→ Goal of the exercise:
Keep the wording of each record exactly the same when you repeat it, and leave out pictures.

/---

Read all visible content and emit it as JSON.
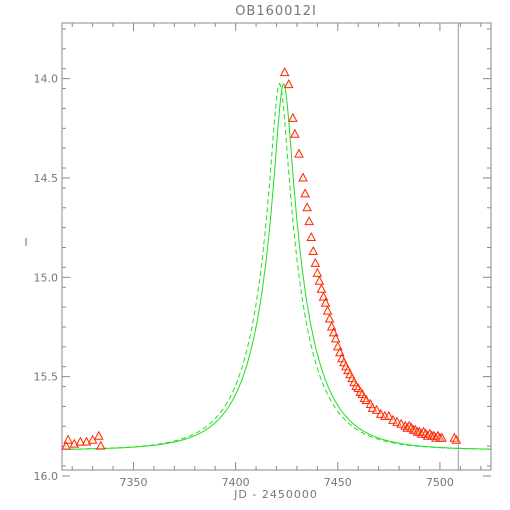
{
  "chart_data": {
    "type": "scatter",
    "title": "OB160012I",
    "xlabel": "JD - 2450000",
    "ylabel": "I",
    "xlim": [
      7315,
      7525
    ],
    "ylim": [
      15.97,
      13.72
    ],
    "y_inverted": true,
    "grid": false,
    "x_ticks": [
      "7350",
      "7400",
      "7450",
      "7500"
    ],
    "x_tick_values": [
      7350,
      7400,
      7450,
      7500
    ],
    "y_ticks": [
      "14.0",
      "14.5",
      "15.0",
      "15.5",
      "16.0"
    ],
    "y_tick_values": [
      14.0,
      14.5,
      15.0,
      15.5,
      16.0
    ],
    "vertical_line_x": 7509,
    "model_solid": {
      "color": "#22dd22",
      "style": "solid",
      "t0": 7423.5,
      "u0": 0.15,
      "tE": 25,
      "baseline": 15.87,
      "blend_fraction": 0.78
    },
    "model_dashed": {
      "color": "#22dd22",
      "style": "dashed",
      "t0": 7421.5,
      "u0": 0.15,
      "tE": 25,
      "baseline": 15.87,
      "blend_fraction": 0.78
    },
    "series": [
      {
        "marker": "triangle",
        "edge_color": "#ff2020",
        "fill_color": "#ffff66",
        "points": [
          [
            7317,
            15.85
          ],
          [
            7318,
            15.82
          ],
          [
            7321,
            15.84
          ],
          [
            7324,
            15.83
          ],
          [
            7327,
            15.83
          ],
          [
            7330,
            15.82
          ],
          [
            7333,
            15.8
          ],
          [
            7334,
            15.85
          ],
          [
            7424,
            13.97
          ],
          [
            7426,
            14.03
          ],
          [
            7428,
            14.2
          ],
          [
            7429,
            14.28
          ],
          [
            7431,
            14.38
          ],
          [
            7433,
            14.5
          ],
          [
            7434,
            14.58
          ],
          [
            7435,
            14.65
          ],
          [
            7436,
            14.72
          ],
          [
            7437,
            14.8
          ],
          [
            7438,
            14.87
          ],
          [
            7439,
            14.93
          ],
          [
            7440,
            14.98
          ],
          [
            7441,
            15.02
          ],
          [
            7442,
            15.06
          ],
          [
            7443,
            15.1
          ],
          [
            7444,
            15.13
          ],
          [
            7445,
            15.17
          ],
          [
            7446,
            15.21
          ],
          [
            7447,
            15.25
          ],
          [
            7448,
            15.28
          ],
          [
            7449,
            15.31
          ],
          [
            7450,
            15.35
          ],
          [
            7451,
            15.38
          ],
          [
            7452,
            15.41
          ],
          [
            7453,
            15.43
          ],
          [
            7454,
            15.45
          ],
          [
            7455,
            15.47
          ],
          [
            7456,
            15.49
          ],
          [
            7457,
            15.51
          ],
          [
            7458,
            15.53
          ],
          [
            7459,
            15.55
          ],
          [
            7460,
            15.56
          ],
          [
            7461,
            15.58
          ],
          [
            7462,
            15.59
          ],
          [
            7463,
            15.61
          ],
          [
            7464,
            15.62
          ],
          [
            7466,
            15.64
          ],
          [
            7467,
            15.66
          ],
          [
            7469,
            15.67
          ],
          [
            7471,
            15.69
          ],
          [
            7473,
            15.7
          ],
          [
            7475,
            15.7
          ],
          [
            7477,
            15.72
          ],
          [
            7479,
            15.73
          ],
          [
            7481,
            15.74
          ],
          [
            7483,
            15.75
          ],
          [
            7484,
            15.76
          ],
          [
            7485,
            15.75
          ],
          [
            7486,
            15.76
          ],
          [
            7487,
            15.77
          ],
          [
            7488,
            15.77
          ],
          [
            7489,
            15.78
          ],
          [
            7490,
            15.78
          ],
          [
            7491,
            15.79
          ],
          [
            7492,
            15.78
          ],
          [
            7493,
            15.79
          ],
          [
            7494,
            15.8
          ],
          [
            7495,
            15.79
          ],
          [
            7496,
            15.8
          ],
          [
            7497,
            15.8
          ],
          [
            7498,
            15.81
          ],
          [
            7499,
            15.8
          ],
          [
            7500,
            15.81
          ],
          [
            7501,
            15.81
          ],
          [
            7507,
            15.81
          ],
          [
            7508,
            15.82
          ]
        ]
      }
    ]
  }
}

\---

→ Answer to the task:
Read all visible content and emit it as JSON.
{
  "chart_data": {
    "type": "scatter",
    "title": "OB160012I",
    "xlabel": "JD - 2450000",
    "ylabel": "I",
    "xlim": [
      7315,
      7525
    ],
    "ylim": [
      15.97,
      13.72
    ],
    "y_inverted": true,
    "grid": false,
    "x_ticks": [
      "7350",
      "7400",
      "7450",
      "7500"
    ],
    "x_tick_values": [
      7350,
      7400,
      7450,
      7500
    ],
    "y_ticks": [
      "14.0",
      "14.5",
      "15.0",
      "15.5",
      "16.0"
    ],
    "y_tick_values": [
      14.0,
      14.5,
      15.0,
      15.5,
      16.0
    ],
    "vertical_line_x": 7509,
    "model_solid": {
      "color": "#22dd22",
      "style": "solid",
      "t0": 7423.5,
      "u0": 0.15,
      "tE": 25,
      "baseline": 15.87,
      "blend_fraction": 0.78
    },
    "model_dashed": {
      "color": "#22dd22",
      "style": "dashed",
      "t0": 7421.5,
      "u0": 0.15,
      "tE": 25,
      "baseline": 15.87,
      "blend_fraction": 0.78
    },
    "series": [
      {
        "marker": "triangle",
        "edge_color": "#ff2020",
        "fill_color": "#ffff66",
        "points": [
          [
            7317,
            15.85
          ],
          [
            7318,
            15.82
          ],
          [
            7321,
            15.84
          ],
          [
            7324,
            15.83
          ],
          [
            7327,
            15.83
          ],
          [
            7330,
            15.82
          ],
          [
            7333,
            15.8
          ],
          [
            7334,
            15.85
          ],
          [
            7424,
            13.97
          ],
          [
            7426,
            14.03
          ],
          [
            7428,
            14.2
          ],
          [
            7429,
            14.28
          ],
          [
            7431,
            14.38
          ],
          [
            7433,
            14.5
          ],
          [
            7434,
            14.58
          ],
          [
            7435,
            14.65
          ],
          [
            7436,
            14.72
          ],
          [
            7437,
            14.8
          ],
          [
            7438,
            14.87
          ],
          [
            7439,
            14.93
          ],
          [
            7440,
            14.98
          ],
          [
            7441,
            15.02
          ],
          [
            7442,
            15.06
          ],
          [
            7443,
            15.1
          ],
          [
            7444,
            15.13
          ],
          [
            7445,
            15.17
          ],
          [
            7446,
            15.21
          ],
          [
            7447,
            15.25
          ],
          [
            7448,
            15.28
          ],
          [
            7449,
            15.31
          ],
          [
            7450,
            15.35
          ],
          [
            7451,
            15.38
          ],
          [
            7452,
            15.41
          ],
          [
            7453,
            15.43
          ],
          [
            7454,
            15.45
          ],
          [
            7455,
            15.47
          ],
          [
            7456,
            15.49
          ],
          [
            7457,
            15.51
          ],
          [
            7458,
            15.53
          ],
          [
            7459,
            15.55
          ],
          [
            7460,
            15.56
          ],
          [
            7461,
            15.58
          ],
          [
            7462,
            15.59
          ],
          [
            7463,
            15.61
          ],
          [
            7464,
            15.62
          ],
          [
            7466,
            15.64
          ],
          [
            7467,
            15.66
          ],
          [
            7469,
            15.67
          ],
          [
            7471,
            15.69
          ],
          [
            7473,
            15.7
          ],
          [
            7475,
            15.7
          ],
          [
            7477,
            15.72
          ],
          [
            7479,
            15.73
          ],
          [
            7481,
            15.74
          ],
          [
            7483,
            15.75
          ],
          [
            7484,
            15.76
          ],
          [
            7485,
            15.75
          ],
          [
            7486,
            15.76
          ],
          [
            7487,
            15.77
          ],
          [
            7488,
            15.77
          ],
          [
            7489,
            15.78
          ],
          [
            7490,
            15.78
          ],
          [
            7491,
            15.79
          ],
          [
            7492,
            15.78
          ],
          [
            7493,
            15.79
          ],
          [
            7494,
            15.8
          ],
          [
            7495,
            15.79
          ],
          [
            7496,
            15.8
          ],
          [
            7497,
            15.8
          ],
          [
            7498,
            15.81
          ],
          [
            7499,
            15.8
          ],
          [
            7500,
            15.81
          ],
          [
            7501,
            15.81
          ],
          [
            7507,
            15.81
          ],
          [
            7508,
            15.82
          ]
        ]
      }
    ]
  }
}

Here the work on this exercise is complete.